### Brief
What follows is a set of records; restate each one word for word and drop the pictures.

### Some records
--

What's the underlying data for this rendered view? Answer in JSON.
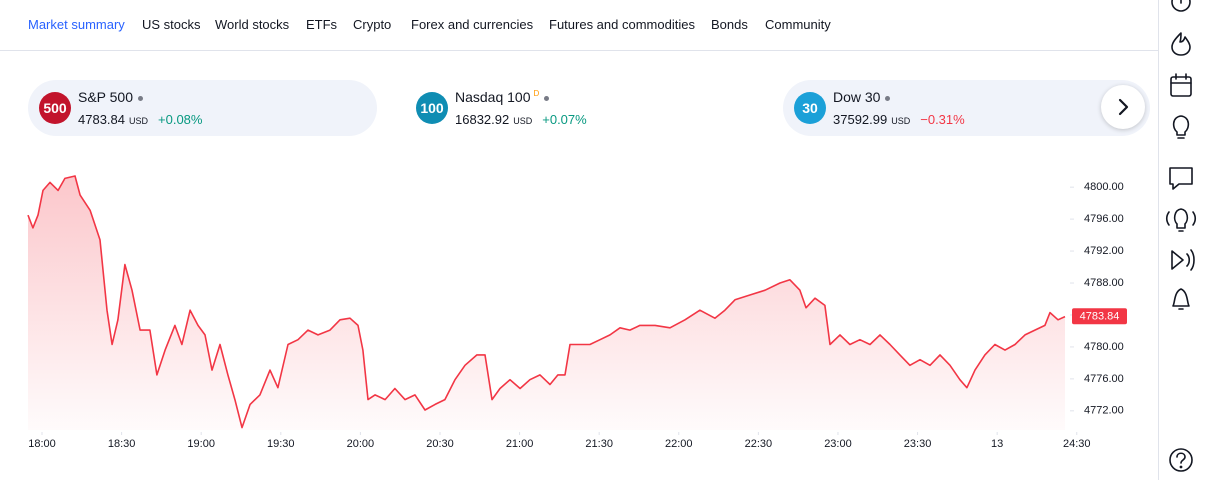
{
  "nav": [
    "Market summary",
    "US stocks",
    "World stocks",
    "ETFs",
    "Crypto",
    "Forex and currencies",
    "Futures and commodities",
    "Bonds",
    "Community"
  ],
  "cards": [
    {
      "badge": "500",
      "name": "S&P 500",
      "value": 4783.84,
      "currency": "USD",
      "change": "+0.08%"
    },
    {
      "badge": "100",
      "name": "Nasdaq 100",
      "flag": "D",
      "value": 16832.92,
      "currency": "USD",
      "change": "+0.07%"
    },
    {
      "badge": "30",
      "name": "Dow 30",
      "value": 37592.99,
      "currency": "USD",
      "change": "−0.31%"
    }
  ],
  "chart_data": {
    "type": "area",
    "color": "#f23645",
    "x": [
      17.912,
      17.943,
      17.975,
      18.006,
      18.05,
      18.101,
      18.144,
      18.207,
      18.239,
      18.302,
      18.364,
      18.408,
      18.44,
      18.477,
      18.521,
      18.565,
      18.616,
      18.678,
      18.722,
      18.773,
      18.835,
      18.879,
      18.93,
      18.98,
      19.024,
      19.068,
      19.118,
      19.168,
      19.212,
      19.256,
      19.307,
      19.369,
      19.432,
      19.482,
      19.545,
      19.608,
      19.671,
      19.734,
      19.809,
      19.872,
      19.935,
      19.985,
      20.016,
      20.048,
      20.092,
      20.155,
      20.217,
      20.28,
      20.343,
      20.406,
      20.469,
      20.531,
      20.594,
      20.657,
      20.732,
      20.783,
      20.827,
      20.877,
      20.94,
      21.003,
      21.065,
      21.128,
      21.191,
      21.241,
      21.285,
      21.317,
      21.379,
      21.442,
      21.505,
      21.568,
      21.631,
      21.693,
      21.756,
      21.851,
      21.945,
      22.039,
      22.133,
      22.227,
      22.29,
      22.353,
      22.447,
      22.542,
      22.636,
      22.698,
      22.761,
      22.799,
      22.856,
      22.918,
      22.95,
      23.013,
      23.075,
      23.138,
      23.201,
      23.264,
      23.327,
      23.389,
      23.452,
      23.515,
      23.578,
      23.641,
      23.704,
      23.766,
      23.81,
      23.861,
      23.923,
      23.986,
      24.049,
      24.112,
      24.175,
      24.237,
      24.3,
      24.332,
      24.382,
      24.426
    ],
    "values": [
      4796.5,
      4794.9,
      4796.5,
      4799.6,
      4800.6,
      4799.6,
      4801.1,
      4801.4,
      4799,
      4797.1,
      4793.4,
      4784.6,
      4780.3,
      4783.4,
      4790.3,
      4787.1,
      4782.1,
      4782.1,
      4776.5,
      4779.6,
      4782.7,
      4780.3,
      4784.6,
      4782.7,
      4781.5,
      4777.1,
      4780.3,
      4776.5,
      4773.4,
      4769.9,
      4772.8,
      4774,
      4777.1,
      4774.9,
      4780.3,
      4780.9,
      4782.1,
      4781.5,
      4782.1,
      4783.4,
      4783.6,
      4782.7,
      4779.6,
      4773.4,
      4774,
      4773.4,
      4774.8,
      4773.4,
      4774,
      4772.1,
      4772.8,
      4773.4,
      4775.9,
      4777.7,
      4779,
      4779,
      4773.4,
      4774.8,
      4775.9,
      4774.8,
      4775.9,
      4776.5,
      4775.3,
      4776.5,
      4776.5,
      4780.3,
      4780.3,
      4780.3,
      4780.9,
      4781.5,
      4782.4,
      4782.1,
      4782.7,
      4782.7,
      4782.4,
      4783.4,
      4784.6,
      4783.6,
      4784.6,
      4785.9,
      4786.5,
      4787.1,
      4788,
      4788.4,
      4787.1,
      4784.9,
      4786.1,
      4785.2,
      4780.3,
      4781.5,
      4780.3,
      4780.9,
      4780.3,
      4781.5,
      4780.3,
      4779,
      4777.7,
      4778.4,
      4777.7,
      4779,
      4777.7,
      4775.9,
      4774.9,
      4777.1,
      4779,
      4780.3,
      4779.6,
      4780.3,
      4781.5,
      4782.1,
      4782.7,
      4784.3,
      4783.4,
      4783.8
    ],
    "last_price": 4783.84,
    "xlim": [
      17.912,
      24.445
    ],
    "ylim": [
      4769.6,
      4803.4
    ],
    "xticks": [
      {
        "value": 18,
        "label": "18:00"
      },
      {
        "value": 18.5,
        "label": "18:30"
      },
      {
        "value": 19,
        "label": "19:00"
      },
      {
        "value": 19.5,
        "label": "19:30"
      },
      {
        "value": 20,
        "label": "20:00"
      },
      {
        "value": 20.5,
        "label": "20:30"
      },
      {
        "value": 21,
        "label": "21:00"
      },
      {
        "value": 21.5,
        "label": "21:30"
      },
      {
        "value": 22,
        "label": "22:00"
      },
      {
        "value": 22.5,
        "label": "22:30"
      },
      {
        "value": 23,
        "label": "23:00"
      },
      {
        "value": 23.5,
        "label": "23:30"
      },
      {
        "value": 24,
        "label": "13"
      },
      {
        "value": 24.5,
        "label": "24:30"
      }
    ],
    "yticks": [
      {
        "value": 4772,
        "label": "4772.00"
      },
      {
        "value": 4776,
        "label": "4776.00"
      },
      {
        "value": 4780,
        "label": "4780.00"
      },
      {
        "value": 4784,
        "label": "4784.00"
      },
      {
        "value": 4788,
        "label": "4788.00"
      },
      {
        "value": 4792,
        "label": "4792.00"
      },
      {
        "value": 4796,
        "label": "4796.00"
      },
      {
        "value": 4800,
        "label": "4800.00"
      }
    ]
  }
}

--

### Response to this exercise
What's the underlying data for this rendered view? Answer in JSON.
{
  "nav": [
    "Market summary",
    "US stocks",
    "World stocks",
    "ETFs",
    "Crypto",
    "Forex and currencies",
    "Futures and commodities",
    "Bonds",
    "Community"
  ],
  "cards": [
    {
      "badge": "500",
      "name": "S&P 500",
      "value": 4783.84,
      "currency": "USD",
      "change": "+0.08%"
    },
    {
      "badge": "100",
      "name": "Nasdaq 100",
      "flag": "D",
      "value": 16832.92,
      "currency": "USD",
      "change": "+0.07%"
    },
    {
      "badge": "30",
      "name": "Dow 30",
      "value": 37592.99,
      "currency": "USD",
      "change": "−0.31%"
    }
  ],
  "chart_data": {
    "type": "area",
    "color": "#f23645",
    "x": [
      17.912,
      17.943,
      17.975,
      18.006,
      18.05,
      18.101,
      18.144,
      18.207,
      18.239,
      18.302,
      18.364,
      18.408,
      18.44,
      18.477,
      18.521,
      18.565,
      18.616,
      18.678,
      18.722,
      18.773,
      18.835,
      18.879,
      18.93,
      18.98,
      19.024,
      19.068,
      19.118,
      19.168,
      19.212,
      19.256,
      19.307,
      19.369,
      19.432,
      19.482,
      19.545,
      19.608,
      19.671,
      19.734,
      19.809,
      19.872,
      19.935,
      19.985,
      20.016,
      20.048,
      20.092,
      20.155,
      20.217,
      20.28,
      20.343,
      20.406,
      20.469,
      20.531,
      20.594,
      20.657,
      20.732,
      20.783,
      20.827,
      20.877,
      20.94,
      21.003,
      21.065,
      21.128,
      21.191,
      21.241,
      21.285,
      21.317,
      21.379,
      21.442,
      21.505,
      21.568,
      21.631,
      21.693,
      21.756,
      21.851,
      21.945,
      22.039,
      22.133,
      22.227,
      22.29,
      22.353,
      22.447,
      22.542,
      22.636,
      22.698,
      22.761,
      22.799,
      22.856,
      22.918,
      22.95,
      23.013,
      23.075,
      23.138,
      23.201,
      23.264,
      23.327,
      23.389,
      23.452,
      23.515,
      23.578,
      23.641,
      23.704,
      23.766,
      23.81,
      23.861,
      23.923,
      23.986,
      24.049,
      24.112,
      24.175,
      24.237,
      24.3,
      24.332,
      24.382,
      24.426
    ],
    "values": [
      4796.5,
      4794.9,
      4796.5,
      4799.6,
      4800.6,
      4799.6,
      4801.1,
      4801.4,
      4799,
      4797.1,
      4793.4,
      4784.6,
      4780.3,
      4783.4,
      4790.3,
      4787.1,
      4782.1,
      4782.1,
      4776.5,
      4779.6,
      4782.7,
      4780.3,
      4784.6,
      4782.7,
      4781.5,
      4777.1,
      4780.3,
      4776.5,
      4773.4,
      4769.9,
      4772.8,
      4774,
      4777.1,
      4774.9,
      4780.3,
      4780.9,
      4782.1,
      4781.5,
      4782.1,
      4783.4,
      4783.6,
      4782.7,
      4779.6,
      4773.4,
      4774,
      4773.4,
      4774.8,
      4773.4,
      4774,
      4772.1,
      4772.8,
      4773.4,
      4775.9,
      4777.7,
      4779,
      4779,
      4773.4,
      4774.8,
      4775.9,
      4774.8,
      4775.9,
      4776.5,
      4775.3,
      4776.5,
      4776.5,
      4780.3,
      4780.3,
      4780.3,
      4780.9,
      4781.5,
      4782.4,
      4782.1,
      4782.7,
      4782.7,
      4782.4,
      4783.4,
      4784.6,
      4783.6,
      4784.6,
      4785.9,
      4786.5,
      4787.1,
      4788,
      4788.4,
      4787.1,
      4784.9,
      4786.1,
      4785.2,
      4780.3,
      4781.5,
      4780.3,
      4780.9,
      4780.3,
      4781.5,
      4780.3,
      4779,
      4777.7,
      4778.4,
      4777.7,
      4779,
      4777.7,
      4775.9,
      4774.9,
      4777.1,
      4779,
      4780.3,
      4779.6,
      4780.3,
      4781.5,
      4782.1,
      4782.7,
      4784.3,
      4783.4,
      4783.8
    ],
    "last_price": 4783.84,
    "xlim": [
      17.912,
      24.445
    ],
    "ylim": [
      4769.6,
      4803.4
    ],
    "xticks": [
      {
        "value": 18,
        "label": "18:00"
      },
      {
        "value": 18.5,
        "label": "18:30"
      },
      {
        "value": 19,
        "label": "19:00"
      },
      {
        "value": 19.5,
        "label": "19:30"
      },
      {
        "value": 20,
        "label": "20:00"
      },
      {
        "value": 20.5,
        "label": "20:30"
      },
      {
        "value": 21,
        "label": "21:00"
      },
      {
        "value": 21.5,
        "label": "21:30"
      },
      {
        "value": 22,
        "label": "22:00"
      },
      {
        "value": 22.5,
        "label": "22:30"
      },
      {
        "value": 23,
        "label": "23:00"
      },
      {
        "value": 23.5,
        "label": "23:30"
      },
      {
        "value": 24,
        "label": "13"
      },
      {
        "value": 24.5,
        "label": "24:30"
      }
    ],
    "yticks": [
      {
        "value": 4772,
        "label": "4772.00"
      },
      {
        "value": 4776,
        "label": "4776.00"
      },
      {
        "value": 4780,
        "label": "4780.00"
      },
      {
        "value": 4784,
        "label": "4784.00"
      },
      {
        "value": 4788,
        "label": "4788.00"
      },
      {
        "value": 4792,
        "label": "4792.00"
      },
      {
        "value": 4796,
        "label": "4796.00"
      },
      {
        "value": 4800,
        "label": "4800.00"
      }
    ]
  }
}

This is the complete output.